═════ THE INPUT ═════

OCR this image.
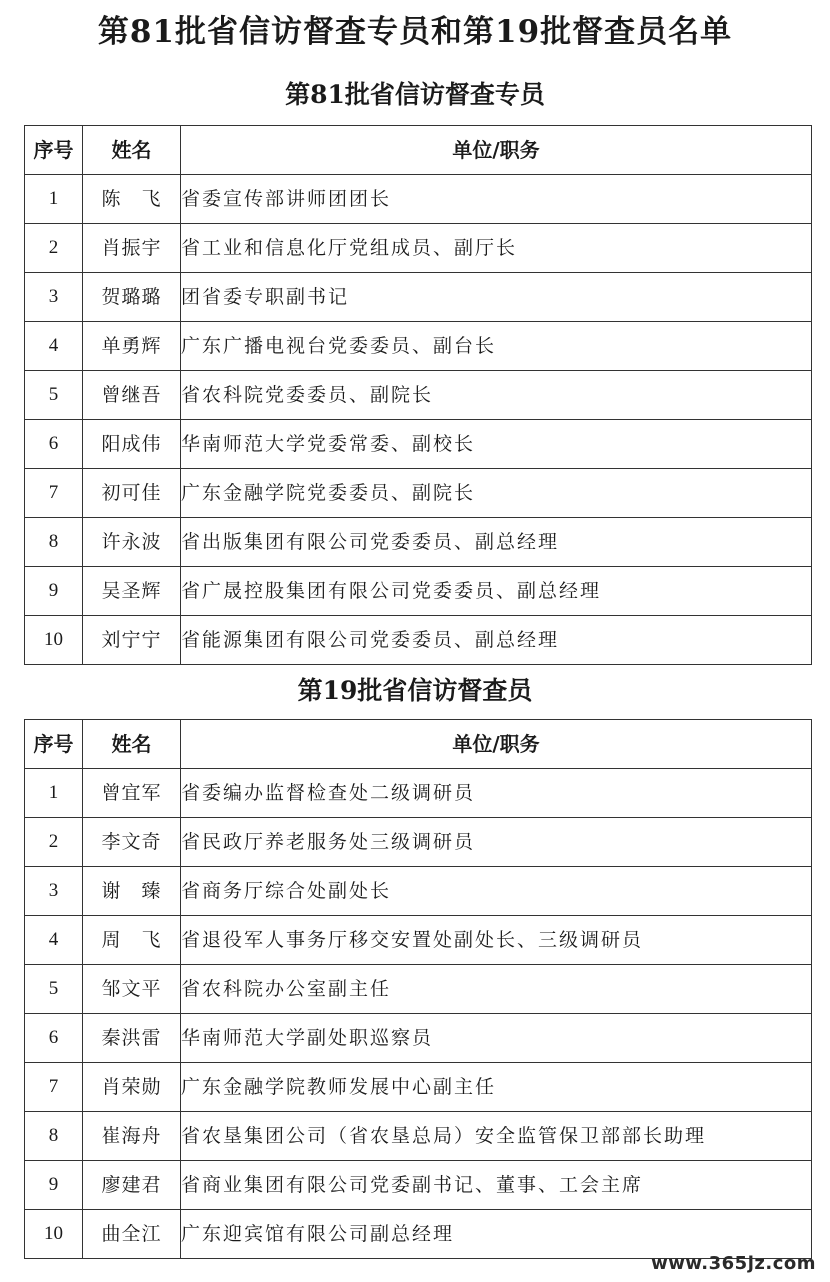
第81批省信访督查专员和第19批督查员名单
第81批省信访督查专员
序号	姓名	单位/职务
1	陈　飞	省委宣传部讲师团团长
2	肖振宇	省工业和信息化厅党组成员、副厅长
3	贺璐璐	团省委专职副书记
4	单勇辉	广东广播电视台党委委员、副台长
5	曾继吾	省农科院党委委员、副院长
6	阳成伟	华南师范大学党委常委、副校长
7	初可佳	广东金融学院党委委员、副院长
8	许永波	省出版集团有限公司党委委员、副总经理
9	吴圣辉	省广晟控股集团有限公司党委委员、副总经理
10	刘宁宁	省能源集团有限公司党委委员、副总经理
第19批省信访督查员
序号	姓名	单位/职务
1	曾宜军	省委编办监督检查处二级调研员
2	李文奇	省民政厅养老服务处三级调研员
3	谢　臻	省商务厅综合处副处长
4	周　飞	省退役军人事务厅移交安置处副处长、三级调研员
5	邹文平	省农科院办公室副主任
6	秦洪雷	华南师范大学副处职巡察员
7	肖荣勋	广东金融学院教师发展中心副主任
8	崔海舟	省农垦集团公司（省农垦总局）安全监管保卫部部长助理
9	廖建君	省商业集团有限公司党委副书记、董事、工会主席
10	曲全江	广东迎宾馆有限公司副总经理
www.365jz.com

═════

- **WHAT TO WORK ON**
Give back each entry exactly as it appears, with no pictures.

- **FINISHED ANSWER**
OCR this image.
第81批省信访督查专员和第19批督查员名单
第81批省信访督查专员
序号	姓名	单位/职务
1	陈　飞	省委宣传部讲师团团长
2	肖振宇	省工业和信息化厅党组成员、副厅长
3	贺璐璐	团省委专职副书记
4	单勇辉	广东广播电视台党委委员、副台长
5	曾继吾	省农科院党委委员、副院长
6	阳成伟	华南师范大学党委常委、副校长
7	初可佳	广东金融学院党委委员、副院长
8	许永波	省出版集团有限公司党委委员、副总经理
9	吴圣辉	省广晟控股集团有限公司党委委员、副总经理
10	刘宁宁	省能源集团有限公司党委委员、副总经理
第19批省信访督查员
序号	姓名	单位/职务
1	曾宜军	省委编办监督检查处二级调研员
2	李文奇	省民政厅养老服务处三级调研员
3	谢　臻	省商务厅综合处副处长
4	周　飞	省退役军人事务厅移交安置处副处长、三级调研员
5	邹文平	省农科院办公室副主任
6	秦洪雷	华南师范大学副处职巡察员
7	肖荣勋	广东金融学院教师发展中心副主任
8	崔海舟	省农垦集团公司（省农垦总局）安全监管保卫部部长助理
9	廖建君	省商业集团有限公司党委副书记、董事、工会主席
10	曲全江	广东迎宾馆有限公司副总经理
www.365jz.com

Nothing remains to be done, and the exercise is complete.